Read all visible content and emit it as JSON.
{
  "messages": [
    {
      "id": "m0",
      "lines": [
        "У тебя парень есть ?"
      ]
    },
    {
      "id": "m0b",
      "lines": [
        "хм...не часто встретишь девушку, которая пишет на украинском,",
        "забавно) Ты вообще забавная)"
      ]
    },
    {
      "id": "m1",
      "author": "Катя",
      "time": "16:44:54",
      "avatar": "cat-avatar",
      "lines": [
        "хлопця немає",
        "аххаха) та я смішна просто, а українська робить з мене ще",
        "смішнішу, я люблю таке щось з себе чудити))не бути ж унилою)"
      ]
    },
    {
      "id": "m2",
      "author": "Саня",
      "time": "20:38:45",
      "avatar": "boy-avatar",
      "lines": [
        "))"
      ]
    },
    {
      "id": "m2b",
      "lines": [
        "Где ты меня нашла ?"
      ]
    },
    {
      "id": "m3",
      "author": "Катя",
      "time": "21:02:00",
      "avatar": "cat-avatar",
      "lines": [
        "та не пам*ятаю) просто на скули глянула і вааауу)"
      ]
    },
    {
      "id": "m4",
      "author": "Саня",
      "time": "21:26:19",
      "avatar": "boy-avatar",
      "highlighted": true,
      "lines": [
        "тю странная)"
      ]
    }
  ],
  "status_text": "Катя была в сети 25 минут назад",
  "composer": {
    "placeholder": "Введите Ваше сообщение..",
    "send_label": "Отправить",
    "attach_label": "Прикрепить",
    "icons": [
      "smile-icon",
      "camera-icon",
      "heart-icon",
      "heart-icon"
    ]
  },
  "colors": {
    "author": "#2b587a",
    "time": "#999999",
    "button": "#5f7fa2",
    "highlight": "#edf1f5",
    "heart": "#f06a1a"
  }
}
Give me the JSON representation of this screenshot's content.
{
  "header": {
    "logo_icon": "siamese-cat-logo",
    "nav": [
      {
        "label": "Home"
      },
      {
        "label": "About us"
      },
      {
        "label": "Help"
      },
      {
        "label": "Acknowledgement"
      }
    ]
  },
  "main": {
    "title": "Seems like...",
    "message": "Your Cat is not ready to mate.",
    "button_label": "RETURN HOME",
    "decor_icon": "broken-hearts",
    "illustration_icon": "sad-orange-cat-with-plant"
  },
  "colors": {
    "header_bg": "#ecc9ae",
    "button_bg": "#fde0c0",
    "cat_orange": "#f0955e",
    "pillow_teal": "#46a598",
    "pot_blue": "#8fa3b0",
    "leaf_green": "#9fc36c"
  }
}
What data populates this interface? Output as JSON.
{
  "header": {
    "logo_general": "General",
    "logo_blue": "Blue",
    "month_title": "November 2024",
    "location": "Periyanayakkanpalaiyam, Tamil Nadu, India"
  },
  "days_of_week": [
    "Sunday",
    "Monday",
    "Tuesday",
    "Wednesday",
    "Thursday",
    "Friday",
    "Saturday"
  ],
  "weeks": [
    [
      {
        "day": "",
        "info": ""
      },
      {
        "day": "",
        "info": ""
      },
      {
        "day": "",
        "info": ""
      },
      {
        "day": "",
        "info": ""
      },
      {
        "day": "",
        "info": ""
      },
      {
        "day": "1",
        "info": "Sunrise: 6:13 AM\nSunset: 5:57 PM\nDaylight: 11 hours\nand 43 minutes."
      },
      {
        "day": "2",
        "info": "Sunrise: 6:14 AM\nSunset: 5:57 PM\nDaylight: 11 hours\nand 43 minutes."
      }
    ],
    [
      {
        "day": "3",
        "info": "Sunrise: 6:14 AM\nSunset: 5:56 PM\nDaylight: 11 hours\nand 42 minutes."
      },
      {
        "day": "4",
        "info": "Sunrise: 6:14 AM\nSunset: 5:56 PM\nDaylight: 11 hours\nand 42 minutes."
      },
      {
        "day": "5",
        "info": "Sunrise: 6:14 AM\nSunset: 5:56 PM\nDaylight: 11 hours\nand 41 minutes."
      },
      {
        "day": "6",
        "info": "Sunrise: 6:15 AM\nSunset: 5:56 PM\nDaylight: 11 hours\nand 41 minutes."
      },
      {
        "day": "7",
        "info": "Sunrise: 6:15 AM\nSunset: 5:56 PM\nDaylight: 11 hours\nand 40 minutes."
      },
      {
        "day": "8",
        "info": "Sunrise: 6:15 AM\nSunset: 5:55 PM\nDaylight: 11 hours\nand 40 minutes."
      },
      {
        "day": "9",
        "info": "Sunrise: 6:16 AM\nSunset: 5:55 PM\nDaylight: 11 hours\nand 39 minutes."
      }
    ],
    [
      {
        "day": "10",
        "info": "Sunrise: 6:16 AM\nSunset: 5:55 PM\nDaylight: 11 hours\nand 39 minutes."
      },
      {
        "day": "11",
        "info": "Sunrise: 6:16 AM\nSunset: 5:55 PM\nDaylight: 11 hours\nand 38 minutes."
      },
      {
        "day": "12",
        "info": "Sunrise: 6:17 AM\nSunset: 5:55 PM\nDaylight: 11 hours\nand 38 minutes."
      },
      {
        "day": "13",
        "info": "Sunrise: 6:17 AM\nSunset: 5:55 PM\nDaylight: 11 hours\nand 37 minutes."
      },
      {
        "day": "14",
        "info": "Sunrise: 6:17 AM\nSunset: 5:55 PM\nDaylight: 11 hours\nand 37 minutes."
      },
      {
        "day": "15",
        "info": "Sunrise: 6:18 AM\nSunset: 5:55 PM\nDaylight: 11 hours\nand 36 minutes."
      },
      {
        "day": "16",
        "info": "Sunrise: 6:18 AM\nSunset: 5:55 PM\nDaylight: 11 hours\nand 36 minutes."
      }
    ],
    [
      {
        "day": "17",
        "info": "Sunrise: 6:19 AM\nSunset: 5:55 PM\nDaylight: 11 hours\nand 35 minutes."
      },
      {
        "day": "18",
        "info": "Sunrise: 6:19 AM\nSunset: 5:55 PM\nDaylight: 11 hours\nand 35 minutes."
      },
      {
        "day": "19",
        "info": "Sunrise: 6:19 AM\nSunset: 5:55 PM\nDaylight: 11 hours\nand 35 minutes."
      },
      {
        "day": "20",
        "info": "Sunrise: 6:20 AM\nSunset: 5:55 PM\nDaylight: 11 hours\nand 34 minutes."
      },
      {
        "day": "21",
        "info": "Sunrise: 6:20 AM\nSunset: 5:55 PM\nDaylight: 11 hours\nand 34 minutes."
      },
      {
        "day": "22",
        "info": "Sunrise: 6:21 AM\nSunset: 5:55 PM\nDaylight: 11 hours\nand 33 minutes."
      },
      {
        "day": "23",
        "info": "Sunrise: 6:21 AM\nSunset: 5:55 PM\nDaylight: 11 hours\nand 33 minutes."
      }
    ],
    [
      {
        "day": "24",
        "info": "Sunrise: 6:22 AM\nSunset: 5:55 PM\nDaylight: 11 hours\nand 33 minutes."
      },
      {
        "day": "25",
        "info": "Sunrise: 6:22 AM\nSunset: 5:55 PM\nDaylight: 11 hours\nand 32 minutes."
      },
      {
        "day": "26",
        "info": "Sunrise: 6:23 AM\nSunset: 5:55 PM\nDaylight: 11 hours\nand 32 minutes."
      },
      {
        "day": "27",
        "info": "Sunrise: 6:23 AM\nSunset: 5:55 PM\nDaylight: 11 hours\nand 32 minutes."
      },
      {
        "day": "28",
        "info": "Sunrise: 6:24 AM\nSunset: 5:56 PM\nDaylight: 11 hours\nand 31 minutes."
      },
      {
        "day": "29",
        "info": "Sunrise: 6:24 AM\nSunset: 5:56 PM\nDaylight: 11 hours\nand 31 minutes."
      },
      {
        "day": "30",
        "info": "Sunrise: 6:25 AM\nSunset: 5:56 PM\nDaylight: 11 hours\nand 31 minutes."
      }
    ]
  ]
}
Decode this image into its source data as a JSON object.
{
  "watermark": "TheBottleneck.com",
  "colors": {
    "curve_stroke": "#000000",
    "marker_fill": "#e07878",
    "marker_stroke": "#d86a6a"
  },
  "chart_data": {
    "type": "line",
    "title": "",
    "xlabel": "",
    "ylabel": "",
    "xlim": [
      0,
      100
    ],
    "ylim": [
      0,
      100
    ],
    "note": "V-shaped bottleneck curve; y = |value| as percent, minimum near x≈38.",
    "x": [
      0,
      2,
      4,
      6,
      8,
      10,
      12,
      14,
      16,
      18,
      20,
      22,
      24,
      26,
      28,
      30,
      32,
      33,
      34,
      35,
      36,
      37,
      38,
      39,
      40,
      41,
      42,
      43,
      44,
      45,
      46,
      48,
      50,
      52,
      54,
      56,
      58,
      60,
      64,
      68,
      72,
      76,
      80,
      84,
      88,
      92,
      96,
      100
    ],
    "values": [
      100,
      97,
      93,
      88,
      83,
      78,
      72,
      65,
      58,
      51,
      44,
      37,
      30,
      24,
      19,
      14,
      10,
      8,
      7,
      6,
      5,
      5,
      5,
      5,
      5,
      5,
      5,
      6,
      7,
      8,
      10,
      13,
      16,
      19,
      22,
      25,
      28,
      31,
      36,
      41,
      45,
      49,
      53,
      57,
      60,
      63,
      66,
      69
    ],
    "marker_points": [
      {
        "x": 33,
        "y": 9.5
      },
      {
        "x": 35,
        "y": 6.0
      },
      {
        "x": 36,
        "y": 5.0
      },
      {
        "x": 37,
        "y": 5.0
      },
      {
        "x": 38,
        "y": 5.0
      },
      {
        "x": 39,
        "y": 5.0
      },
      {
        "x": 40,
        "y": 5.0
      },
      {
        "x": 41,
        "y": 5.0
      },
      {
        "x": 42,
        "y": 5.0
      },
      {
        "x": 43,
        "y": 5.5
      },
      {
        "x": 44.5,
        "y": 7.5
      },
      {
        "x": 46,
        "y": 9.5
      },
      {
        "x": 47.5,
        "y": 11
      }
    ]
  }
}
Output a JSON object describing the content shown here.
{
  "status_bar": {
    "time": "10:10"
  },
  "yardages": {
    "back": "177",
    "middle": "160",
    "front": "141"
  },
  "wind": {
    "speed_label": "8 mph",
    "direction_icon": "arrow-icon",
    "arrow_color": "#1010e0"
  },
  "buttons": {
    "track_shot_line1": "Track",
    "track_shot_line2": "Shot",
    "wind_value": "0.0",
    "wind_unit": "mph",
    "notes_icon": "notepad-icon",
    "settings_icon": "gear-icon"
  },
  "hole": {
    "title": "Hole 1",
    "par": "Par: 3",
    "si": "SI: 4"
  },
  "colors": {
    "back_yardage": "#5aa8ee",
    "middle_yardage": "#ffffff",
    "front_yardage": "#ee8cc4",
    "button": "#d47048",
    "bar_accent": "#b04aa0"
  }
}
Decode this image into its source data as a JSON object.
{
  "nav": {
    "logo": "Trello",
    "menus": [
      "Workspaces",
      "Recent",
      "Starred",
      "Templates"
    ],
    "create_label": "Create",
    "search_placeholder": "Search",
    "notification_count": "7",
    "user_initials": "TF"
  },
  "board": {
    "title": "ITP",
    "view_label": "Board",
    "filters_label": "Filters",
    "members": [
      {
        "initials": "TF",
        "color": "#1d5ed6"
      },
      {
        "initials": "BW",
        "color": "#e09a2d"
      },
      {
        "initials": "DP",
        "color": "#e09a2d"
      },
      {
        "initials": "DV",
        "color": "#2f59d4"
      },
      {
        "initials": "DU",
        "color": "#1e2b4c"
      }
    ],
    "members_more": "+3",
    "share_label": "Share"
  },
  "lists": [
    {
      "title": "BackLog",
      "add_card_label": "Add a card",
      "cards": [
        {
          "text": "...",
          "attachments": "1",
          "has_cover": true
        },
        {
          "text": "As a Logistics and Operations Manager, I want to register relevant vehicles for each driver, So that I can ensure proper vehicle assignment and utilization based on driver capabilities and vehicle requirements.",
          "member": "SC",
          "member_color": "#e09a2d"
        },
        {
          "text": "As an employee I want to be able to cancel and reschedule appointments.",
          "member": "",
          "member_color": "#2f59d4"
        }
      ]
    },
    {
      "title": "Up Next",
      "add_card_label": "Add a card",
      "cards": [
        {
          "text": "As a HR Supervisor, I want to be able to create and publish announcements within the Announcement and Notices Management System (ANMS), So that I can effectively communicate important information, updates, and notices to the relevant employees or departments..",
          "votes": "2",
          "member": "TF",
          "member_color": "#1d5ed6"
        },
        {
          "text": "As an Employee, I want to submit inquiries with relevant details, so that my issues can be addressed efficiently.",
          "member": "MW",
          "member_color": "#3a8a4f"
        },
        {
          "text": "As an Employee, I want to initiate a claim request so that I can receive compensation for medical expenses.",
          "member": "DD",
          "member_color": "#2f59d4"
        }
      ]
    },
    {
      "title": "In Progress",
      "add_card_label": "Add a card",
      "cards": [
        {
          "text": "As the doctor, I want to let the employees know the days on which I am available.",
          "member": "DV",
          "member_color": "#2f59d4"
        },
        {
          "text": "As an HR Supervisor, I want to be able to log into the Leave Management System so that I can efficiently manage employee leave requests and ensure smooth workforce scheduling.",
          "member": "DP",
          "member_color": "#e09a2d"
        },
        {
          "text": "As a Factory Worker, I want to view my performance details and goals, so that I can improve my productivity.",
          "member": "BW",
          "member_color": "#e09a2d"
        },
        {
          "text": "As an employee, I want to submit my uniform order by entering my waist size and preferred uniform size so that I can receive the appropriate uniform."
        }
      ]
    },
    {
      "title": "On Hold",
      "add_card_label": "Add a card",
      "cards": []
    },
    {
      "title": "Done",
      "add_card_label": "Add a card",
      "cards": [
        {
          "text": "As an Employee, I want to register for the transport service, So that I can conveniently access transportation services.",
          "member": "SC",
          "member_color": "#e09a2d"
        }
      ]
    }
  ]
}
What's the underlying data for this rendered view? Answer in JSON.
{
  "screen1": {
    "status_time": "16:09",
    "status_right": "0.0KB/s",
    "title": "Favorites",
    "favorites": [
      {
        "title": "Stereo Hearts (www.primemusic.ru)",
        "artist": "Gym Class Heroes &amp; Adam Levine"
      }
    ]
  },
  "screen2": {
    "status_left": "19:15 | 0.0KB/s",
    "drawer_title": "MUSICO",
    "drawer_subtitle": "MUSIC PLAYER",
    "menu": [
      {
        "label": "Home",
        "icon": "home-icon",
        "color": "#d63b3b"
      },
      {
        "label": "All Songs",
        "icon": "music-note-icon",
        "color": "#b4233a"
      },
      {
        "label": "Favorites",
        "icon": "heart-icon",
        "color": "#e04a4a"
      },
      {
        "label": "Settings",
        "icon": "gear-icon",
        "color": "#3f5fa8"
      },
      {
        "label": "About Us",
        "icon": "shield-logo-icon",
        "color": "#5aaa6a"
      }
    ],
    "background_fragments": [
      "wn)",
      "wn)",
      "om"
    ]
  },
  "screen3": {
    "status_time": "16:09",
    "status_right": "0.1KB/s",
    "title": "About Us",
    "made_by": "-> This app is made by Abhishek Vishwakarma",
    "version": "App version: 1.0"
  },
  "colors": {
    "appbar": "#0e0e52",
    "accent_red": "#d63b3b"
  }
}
####################
--- The problem ---
Look through the material above. Copy each line where the word "ensure" appears.

--- Completed task ---
          "text": "As a Logistics and Operations Manager, I want to register relevant vehicles for each driver, So that I can ensure proper vehicle assignment and utilization based on driver capabilities and vehicle requirements.",
          "text": "As an HR Supervisor, I want to be able to log into the Leave Management System so that I can efficiently manage employee leave requests and ensure smooth workforce scheduling.",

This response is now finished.